■ WORK TO DO: Look through the lines below and extract each one that contains "file".

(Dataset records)
※
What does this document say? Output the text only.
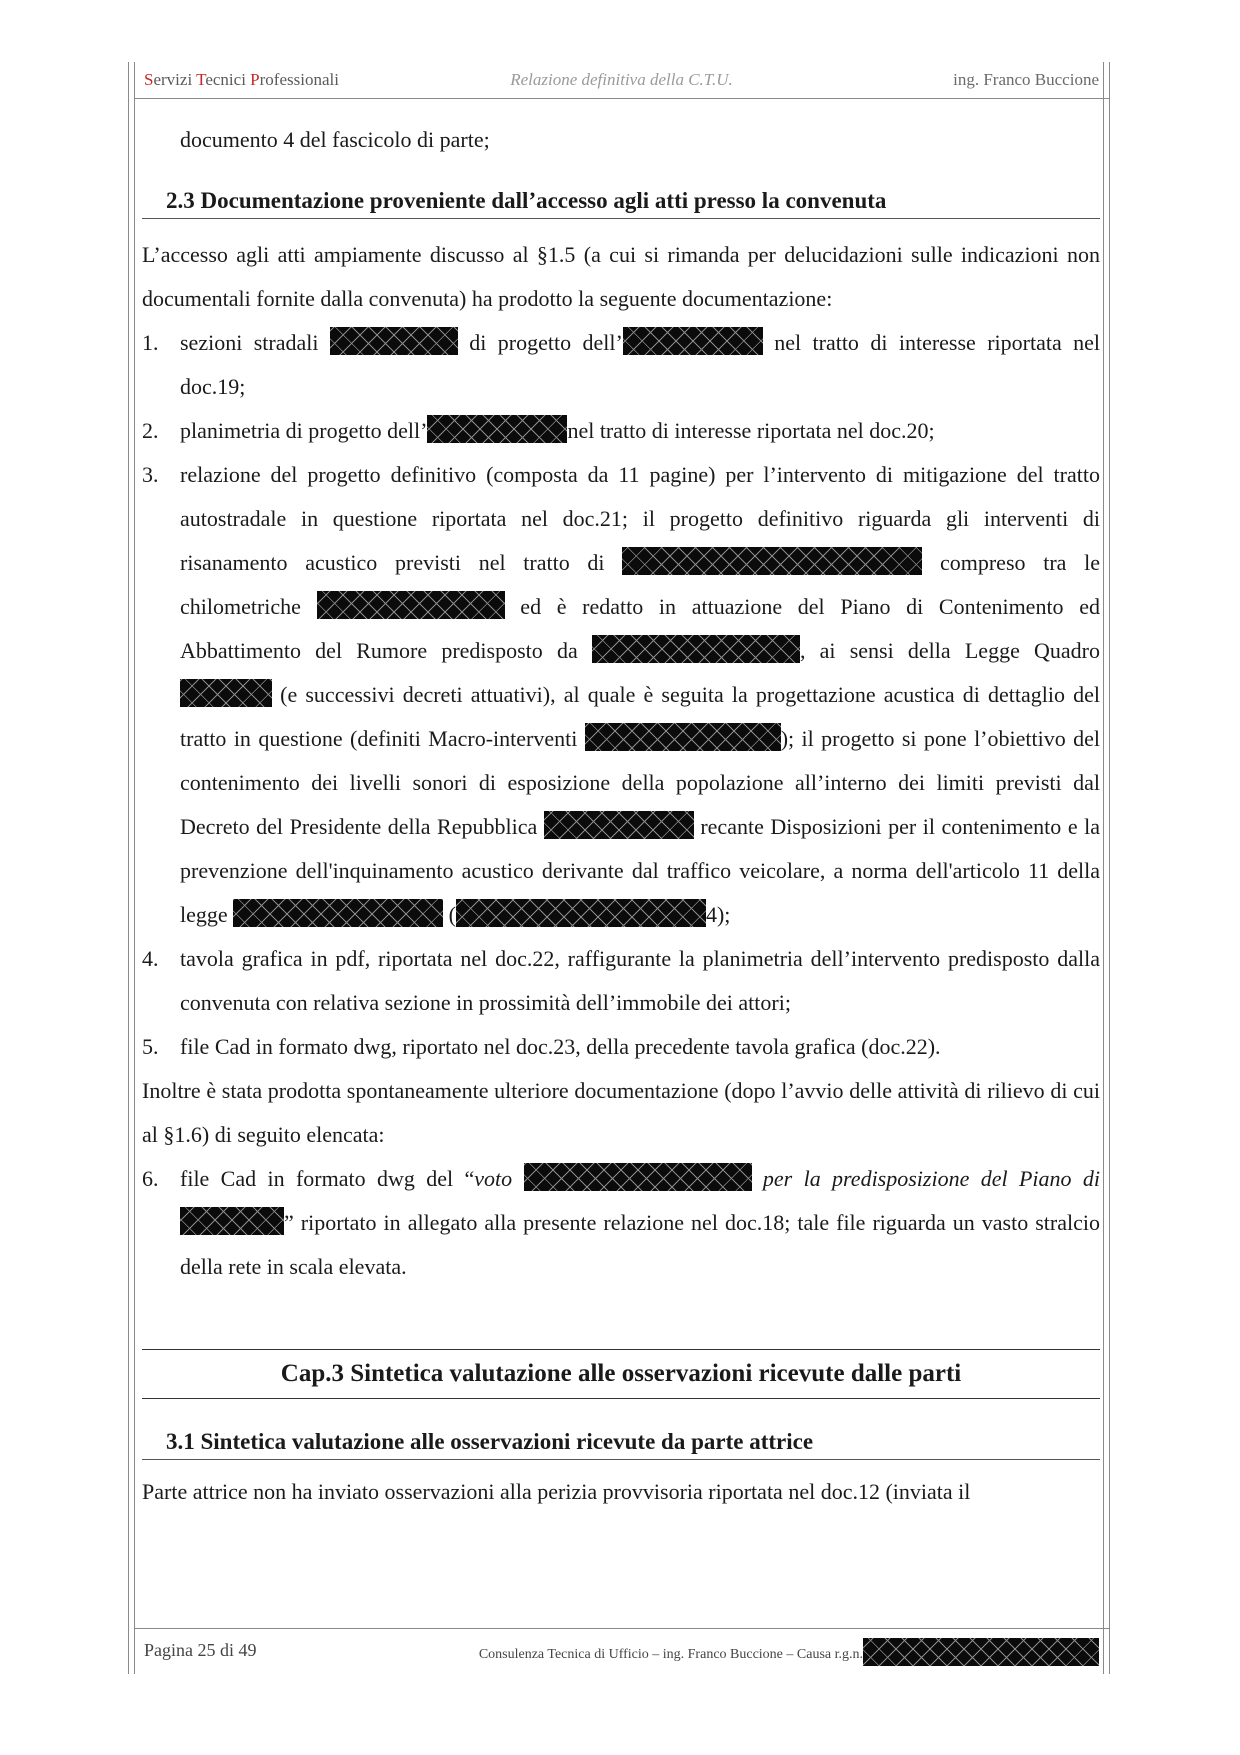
Servizi Tecnici Professionali	Relazione definitiva della C.T.U.	ing. Franco Buccione

documento 4 del fascicolo di parte;

2.3 Documentazione proveniente dall’accesso agli atti presso la convenuta

L’accesso agli atti ampiamente discusso al §1.5 (a cui si rimanda per delucidazioni sulle indicazioni non documentali fornite dalla convenuta) ha prodotto la seguente documentazione:

1. sezioni stradali	di progetto dell’	nel tratto di interesse riportata nel doc.19;
2. planimetria di progetto dell’	nel tratto di interesse riportata nel doc.20;
3. relazione del progetto definitivo (composta da 11 pagine) per l’intervento di mitigazione del tratto autostradale in questione riportata nel doc.21; il progetto definitivo riguarda gli interventi di risanamento acustico previsti nel tratto di	compreso tra le chilometriche	ed è redatto in attuazione del Piano di Contenimento ed Abbattimento del Rumore predisposto da	, ai sensi della Legge Quadro  (e successivi decreti attuativi), al quale è seguita la progettazione acustica di dettaglio del tratto in questione (definiti Macro-interventi	); il progetto si pone l’obiettivo del contenimento dei livelli sonori di esposizione della popolazione all’interno dei limiti previsti dal Decreto del Presidente della Repubblica	recante Disposizioni per il contenimento e la prevenzione dell'inquinamento acustico derivante dal traffico veicolare, a norma dell'articolo 11 della legge	(	4);
4. tavola grafica in pdf, riportata nel doc.22, raffigurante la planimetria dell’intervento predisposto dalla convenuta con relativa sezione in prossimità dell’immobile dei attori;
5. file Cad in formato dwg, riportato nel doc.23, della precedente tavola grafica (doc.22).

Inoltre è stata prodotta spontaneamente ulteriore documentazione (dopo l’avvio delle attività di rilievo di cui al §1.6) di seguito elencata:

6. file Cad in formato dwg del “voto	per la predisposizione del Piano di ” riportato in allegato alla presente relazione nel doc.18; tale file riguarda un vasto stralcio della rete in scala elevata.
Cap.3 Sintetica valutazione alle osservazioni ricevute dalle parti
3.1 Sintetica valutazione alle osservazioni ricevute da parte attrice

Parte attrice non ha inviato osservazioni alla perizia provvisoria riportata nel doc.12 (inviata il

Pagina 25 di 49	Consulenza Tecnica di Ufficio – ing. Franco Buccione – Causa r.g.n.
※
■ WRITTEN RESPONSE:
5. file Cad in formato dwg, riportato nel doc.23, della precedente tavola grafica (doc.22).
6. file Cad in formato dwg del “voto	per la predisposizione del Piano di ” riportato in allegato alla presente relazione nel doc.18; tale file riguarda un vasto stralcio della rete in scala elevata.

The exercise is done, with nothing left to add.